[Records from a dataset]
:::::

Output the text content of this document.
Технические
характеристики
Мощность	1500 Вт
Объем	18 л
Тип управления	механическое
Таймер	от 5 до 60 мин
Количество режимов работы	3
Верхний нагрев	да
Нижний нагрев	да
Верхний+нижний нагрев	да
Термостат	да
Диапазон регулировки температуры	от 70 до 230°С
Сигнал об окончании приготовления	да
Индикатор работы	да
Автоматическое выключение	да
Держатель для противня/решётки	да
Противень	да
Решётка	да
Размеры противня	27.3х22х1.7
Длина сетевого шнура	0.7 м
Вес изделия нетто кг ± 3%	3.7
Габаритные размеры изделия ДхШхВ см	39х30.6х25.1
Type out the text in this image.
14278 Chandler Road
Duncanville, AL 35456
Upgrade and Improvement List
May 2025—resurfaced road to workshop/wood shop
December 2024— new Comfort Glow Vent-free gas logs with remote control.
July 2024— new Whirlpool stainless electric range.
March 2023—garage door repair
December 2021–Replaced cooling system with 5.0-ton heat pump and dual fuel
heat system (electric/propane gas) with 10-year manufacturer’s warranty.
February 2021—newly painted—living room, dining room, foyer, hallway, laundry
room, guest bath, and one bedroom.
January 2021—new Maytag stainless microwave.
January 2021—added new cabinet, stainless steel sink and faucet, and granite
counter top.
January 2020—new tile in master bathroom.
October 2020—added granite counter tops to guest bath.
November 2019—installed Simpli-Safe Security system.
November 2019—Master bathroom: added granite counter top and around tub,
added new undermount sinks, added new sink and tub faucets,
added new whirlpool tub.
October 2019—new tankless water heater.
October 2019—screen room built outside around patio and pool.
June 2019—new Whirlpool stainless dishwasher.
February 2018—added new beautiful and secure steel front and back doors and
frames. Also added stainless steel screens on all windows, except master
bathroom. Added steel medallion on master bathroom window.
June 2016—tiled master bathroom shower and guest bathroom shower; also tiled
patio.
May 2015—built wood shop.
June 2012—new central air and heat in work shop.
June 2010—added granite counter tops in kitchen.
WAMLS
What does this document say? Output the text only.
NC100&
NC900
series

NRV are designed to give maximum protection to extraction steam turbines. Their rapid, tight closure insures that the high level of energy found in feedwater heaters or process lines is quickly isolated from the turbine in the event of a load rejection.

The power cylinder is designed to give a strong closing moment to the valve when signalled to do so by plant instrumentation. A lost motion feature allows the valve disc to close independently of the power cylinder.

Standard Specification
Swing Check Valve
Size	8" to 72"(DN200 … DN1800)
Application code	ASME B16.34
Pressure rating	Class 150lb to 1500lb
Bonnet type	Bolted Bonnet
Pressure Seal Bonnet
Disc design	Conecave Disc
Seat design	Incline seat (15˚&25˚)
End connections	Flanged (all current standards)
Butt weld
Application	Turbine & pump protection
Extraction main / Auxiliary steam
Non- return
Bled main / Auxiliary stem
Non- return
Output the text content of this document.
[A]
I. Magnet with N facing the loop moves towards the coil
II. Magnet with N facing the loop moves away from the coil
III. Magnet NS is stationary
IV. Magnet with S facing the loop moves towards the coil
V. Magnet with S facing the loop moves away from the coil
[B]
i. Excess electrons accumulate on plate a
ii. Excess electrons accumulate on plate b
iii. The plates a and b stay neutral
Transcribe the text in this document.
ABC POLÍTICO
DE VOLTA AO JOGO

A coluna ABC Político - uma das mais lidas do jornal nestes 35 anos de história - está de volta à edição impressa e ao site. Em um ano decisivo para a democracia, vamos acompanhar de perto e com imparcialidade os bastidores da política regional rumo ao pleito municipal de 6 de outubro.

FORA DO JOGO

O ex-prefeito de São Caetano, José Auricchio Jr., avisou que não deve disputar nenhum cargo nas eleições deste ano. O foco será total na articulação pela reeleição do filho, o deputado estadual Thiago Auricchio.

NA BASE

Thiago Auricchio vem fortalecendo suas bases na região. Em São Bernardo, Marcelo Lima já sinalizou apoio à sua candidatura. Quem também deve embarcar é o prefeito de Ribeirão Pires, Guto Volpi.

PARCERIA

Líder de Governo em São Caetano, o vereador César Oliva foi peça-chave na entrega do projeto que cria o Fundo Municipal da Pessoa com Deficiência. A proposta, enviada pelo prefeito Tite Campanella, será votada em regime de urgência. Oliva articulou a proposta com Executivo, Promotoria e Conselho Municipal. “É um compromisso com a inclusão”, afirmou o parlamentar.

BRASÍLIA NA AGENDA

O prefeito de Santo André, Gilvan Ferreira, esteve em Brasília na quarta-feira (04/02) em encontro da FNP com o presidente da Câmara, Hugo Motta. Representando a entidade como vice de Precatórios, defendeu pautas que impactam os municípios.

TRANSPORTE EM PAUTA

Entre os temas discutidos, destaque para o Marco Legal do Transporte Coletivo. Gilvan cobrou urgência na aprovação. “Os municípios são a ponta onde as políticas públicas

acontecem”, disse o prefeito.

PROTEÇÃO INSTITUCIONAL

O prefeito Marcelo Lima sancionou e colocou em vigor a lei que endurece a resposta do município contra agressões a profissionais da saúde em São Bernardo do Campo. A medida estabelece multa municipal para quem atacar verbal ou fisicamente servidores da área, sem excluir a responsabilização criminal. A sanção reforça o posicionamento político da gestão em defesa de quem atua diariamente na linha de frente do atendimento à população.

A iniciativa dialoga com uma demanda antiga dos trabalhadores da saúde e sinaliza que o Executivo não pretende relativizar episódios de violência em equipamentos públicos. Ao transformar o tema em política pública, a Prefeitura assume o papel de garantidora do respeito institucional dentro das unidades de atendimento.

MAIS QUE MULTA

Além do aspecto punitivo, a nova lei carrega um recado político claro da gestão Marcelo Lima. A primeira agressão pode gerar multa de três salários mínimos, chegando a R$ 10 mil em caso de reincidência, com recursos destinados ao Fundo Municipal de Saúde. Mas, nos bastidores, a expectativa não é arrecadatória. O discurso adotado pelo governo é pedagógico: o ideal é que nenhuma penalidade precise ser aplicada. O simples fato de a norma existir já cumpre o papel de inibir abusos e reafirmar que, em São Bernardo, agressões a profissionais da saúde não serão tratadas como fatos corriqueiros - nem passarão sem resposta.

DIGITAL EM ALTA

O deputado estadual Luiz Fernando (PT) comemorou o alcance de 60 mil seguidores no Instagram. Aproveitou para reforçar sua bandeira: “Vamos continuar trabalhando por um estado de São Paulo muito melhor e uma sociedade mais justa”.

:::::

Exercise goal
Take the entries above and copy them out exactly.

Output below
Output the text content of this document.
Технические
характеристики
Мощность	1500 Вт
Объем	18 л
Тип управления	механическое
Таймер	от 5 до 60 мин
Количество режимов работы	3
Верхний нагрев	да
Нижний нагрев	да
Верхний+нижний нагрев	да
Термостат	да
Диапазон регулировки температуры	от 70 до 230°С
Сигнал об окончании приготовления	да
Индикатор работы	да
Автоматическое выключение	да
Держатель для противня/решётки	да
Противень	да
Решётка	да
Размеры противня	27.3х22х1.7
Длина сетевого шнура	0.7 м
Вес изделия нетто кг ± 3%	3.7
Габаритные размеры изделия ДхШхВ см	39х30.6х25.1
Type out the text in this image.
14278 Chandler Road
Duncanville, AL 35456
Upgrade and Improvement List
May 2025—resurfaced road to workshop/wood shop
December 2024— new Comfort Glow Vent-free gas logs with remote control.
July 2024— new Whirlpool stainless electric range.
March 2023—garage door repair
December 2021–Replaced cooling system with 5.0-ton heat pump and dual fuel
heat system (electric/propane gas) with 10-year manufacturer’s warranty.
February 2021—newly painted—living room, dining room, foyer, hallway, laundry
room, guest bath, and one bedroom.
January 2021—new Maytag stainless microwave.
January 2021—added new cabinet, stainless steel sink and faucet, and granite
counter top.
January 2020—new tile in master bathroom.
October 2020—added granite counter tops to guest bath.
November 2019—installed Simpli-Safe Security system.
November 2019—Master bathroom: added granite counter top and around tub,
added new undermount sinks, added new sink and tub faucets,
added new whirlpool tub.
October 2019—new tankless water heater.
October 2019—screen room built outside around patio and pool.
June 2019—new Whirlpool stainless dishwasher.
February 2018—added new beautiful and secure steel front and back doors and
frames. Also added stainless steel screens on all windows, except master
bathroom. Added steel medallion on master bathroom window.
June 2016—tiled master bathroom shower and guest bathroom shower; also tiled
patio.
May 2015—built wood shop.
June 2012—new central air and heat in work shop.
June 2010—added granite counter tops in kitchen.
WAMLS
What does this document say? Output the text only.
NC100&
NC900
series

NRV are designed to give maximum protection to extraction steam turbines. Their rapid, tight closure insures that the high level of energy found in feedwater heaters or process lines is quickly isolated from the turbine in the event of a load rejection.

The power cylinder is designed to give a strong closing moment to the valve when signalled to do so by plant instrumentation. A lost motion feature allows the valve disc to close independently of the power cylinder.

Standard Specification
Swing Check Valve
Size	8" to 72"(DN200 … DN1800)
Application code	ASME B16.34
Pressure rating	Class 150lb to 1500lb
Bonnet type	Bolted Bonnet
Pressure Seal Bonnet
Disc design	Conecave Disc
Seat design	Incline seat (15˚&25˚)
End connections	Flanged (all current standards)
Butt weld
Application	Turbine & pump protection
Extraction main / Auxiliary steam
Non- return
Bled main / Auxiliary stem
Non- return
Output the text content of this document.
[A]
I. Magnet with N facing the loop moves towards the coil
II. Magnet with N facing the loop moves away from the coil
III. Magnet NS is stationary
IV. Magnet with S facing the loop moves towards the coil
V. Magnet with S facing the loop moves away from the coil
[B]
i. Excess electrons accumulate on plate a
ii. Excess electrons accumulate on plate b
iii. The plates a and b stay neutral
Transcribe the text in this document.
ABC POLÍTICO
DE VOLTA AO JOGO

A coluna ABC Político - uma das mais lidas do jornal nestes 35 anos de história - está de volta à edição impressa e ao site. Em um ano decisivo para a democracia, vamos acompanhar de perto e com imparcialidade os bastidores da política regional rumo ao pleito municipal de 6 de outubro.

FORA DO JOGO

O ex-prefeito de São Caetano, José Auricchio Jr., avisou que não deve disputar nenhum cargo nas eleições deste ano. O foco será total na articulação pela reeleição do filho, o deputado estadual Thiago Auricchio.

NA BASE

Thiago Auricchio vem fortalecendo suas bases na região. Em São Bernardo, Marcelo Lima já sinalizou apoio à sua candidatura. Quem também deve embarcar é o prefeito de Ribeirão Pires, Guto Volpi.

PARCERIA

Líder de Governo em São Caetano, o vereador César Oliva foi peça-chave na entrega do projeto que cria o Fundo Municipal da Pessoa com Deficiência. A proposta, enviada pelo prefeito Tite Campanella, será votada em regime de urgência. Oliva articulou a proposta com Executivo, Promotoria e Conselho Municipal. “É um compromisso com a inclusão”, afirmou o parlamentar.

BRASÍLIA NA AGENDA

O prefeito de Santo André, Gilvan Ferreira, esteve em Brasília na quarta-feira (04/02) em encontro da FNP com o presidente da Câmara, Hugo Motta. Representando a entidade como vice de Precatórios, defendeu pautas que impactam os municípios.

TRANSPORTE EM PAUTA

Entre os temas discutidos, destaque para o Marco Legal do Transporte Coletivo. Gilvan cobrou urgência na aprovação. “Os municípios são a ponta onde as políticas públicas

acontecem”, disse o prefeito.

PROTEÇÃO INSTITUCIONAL

O prefeito Marcelo Lima sancionou e colocou em vigor a lei que endurece a resposta do município contra agressões a profissionais da saúde em São Bernardo do Campo. A medida estabelece multa municipal para quem atacar verbal ou fisicamente servidores da área, sem excluir a responsabilização criminal. A sanção reforça o posicionamento político da gestão em defesa de quem atua diariamente na linha de frente do atendimento à população.

A iniciativa dialoga com uma demanda antiga dos trabalhadores da saúde e sinaliza que o Executivo não pretende relativizar episódios de violência em equipamentos públicos. Ao transformar o tema em política pública, a Prefeitura assume o papel de garantidora do respeito institucional dentro das unidades de atendimento.

MAIS QUE MULTA

Além do aspecto punitivo, a nova lei carrega um recado político claro da gestão Marcelo Lima. A primeira agressão pode gerar multa de três salários mínimos, chegando a R$ 10 mil em caso de reincidência, com recursos destinados ao Fundo Municipal de Saúde. Mas, nos bastidores, a expectativa não é arrecadatória. O discurso adotado pelo governo é pedagógico: o ideal é que nenhuma penalidade precise ser aplicada. O simples fato de a norma existir já cumpre o papel de inibir abusos e reafirmar que, em São Bernardo, agressões a profissionais da saúde não serão tratadas como fatos corriqueiros - nem passarão sem resposta.

DIGITAL EM ALTA

O deputado estadual Luiz Fernando (PT) comemorou o alcance de 60 mil seguidores no Instagram. Aproveitou para reforçar sua bandeira: “Vamos continuar trabalhando por um estado de São Paulo muito melhor e uma sociedade mais justa”.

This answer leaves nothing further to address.